The touch 538 begins at the origin point outside the boundary 510 and outside the buffer region 512. The path of the touch 538 crosses the buffer region 512 and the boundary 510 and is therefore identified as a meta-navigation gesture. Similarly, the touches 520, 530, 524, 522, 526, 540, 534 each have origin points outside the boundary 510 and the buffer region 512 and their paths cross the buffer region 512 and the boundary 510. Each of the touches 520, 530, 524, 522, 526, 540, 534 is therefore identified as a meta-navigation gesture. The touch 528, however, has an origin point that falls within the buffer region 512 and the touch 528 is therefore not identified as a meta-navigation gesture. The touch 536 begins at an origin point outside the boundary 510 and the buffer region 512. The path of the touch 536, however, does not cross the boundary 510 and is therefore not identified as a meta-navigation gesture. The touch 532 also has an origin point outside the boundary 510 and the buffer region 512 but is not a gesture and therefore does not cross the boundary 510 and is not identified as a meta-navigation gesture.

Referring to FIG. 10, an example of a configuration for gesture input application 600 is provided. The gesture input application 600 can be one of the other software applications 339 of FIG. 6 that can be loaded on the mobile device 100 or an input method service of the operating system 334 used by other software applications 339. The gesture input application 600 can request details of activity occurring in, or receive inputs from, a component that can receive gestures 130, such as a touch-sensitive display 102 for example. It will be appreciated that other touch-sensitive input mechanisms can be used in replacement of, or in addition to the touch-sensitive display 102 to provide gestures 130 to the gesture input application 600. The gesture input application 600 can also send a back command to the operating system 334 or other software applications 339.

The gesture input application 600 in the example of FIG. 10 includes an evaluate module 604 for receiving a gesture 130 performed on the touch-sensitive display 102 and for evaluating one or more properties of the gesture 130. The gesture input application 600 includes a verify module 606 for verifying that one or more properties of the gesture 130 meet predetermined criteria, including whether the gesture 130 is a back gesture, and a criteria storage 608 for storing the predetermined criteria. The gesture input application 600 also includes a select command module 610 for associating the gesture 130 with a back command and sending the back command to a program if the gesture 130 meets the predetermined criteria.

EXERCISE AIM:
Transcribe word for word the portion of the gesture input text starting at "Referring to FIG." and ending at "or other software applications 339.".

INFORMATION SUPPLIED:
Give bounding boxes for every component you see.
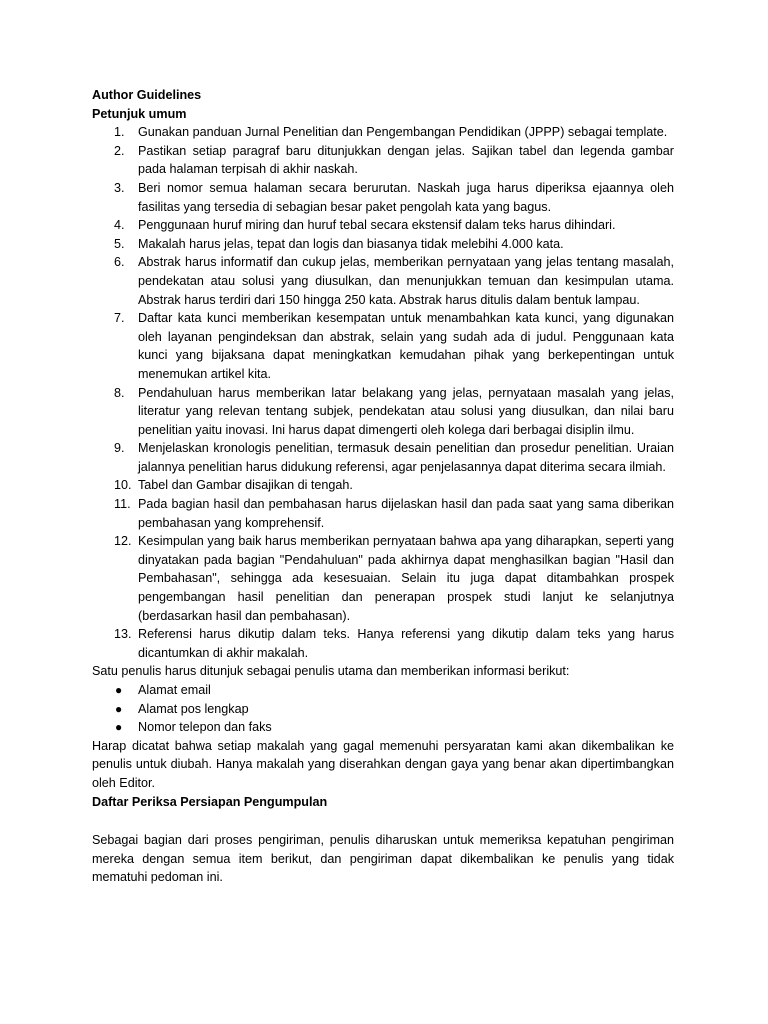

RESULT OF THE EXERCISE:
Referring to FIG. 10, an example of a configuration for gesture input application 600 is provided. The gesture input application 600 can be one of the other software applications 339 of FIG. 6 that can be loaded on the mobile device 100 or an input method service of the operating system 334 used by other software applications 339. The gesture input application 600 can request details of activity occurring in, or receive inputs from, a component that can receive gestures 130, such as a touch-sensitive display 102 for example. It will be appreciated that other touch-sensitive input mechanisms can be used in replacement of, or in addition to the touch-sensitive display 102 to provide gestures 130 to the gesture input application 600. The gesture input application 600 can also send a back command to the operating system 334 or other software applications 339.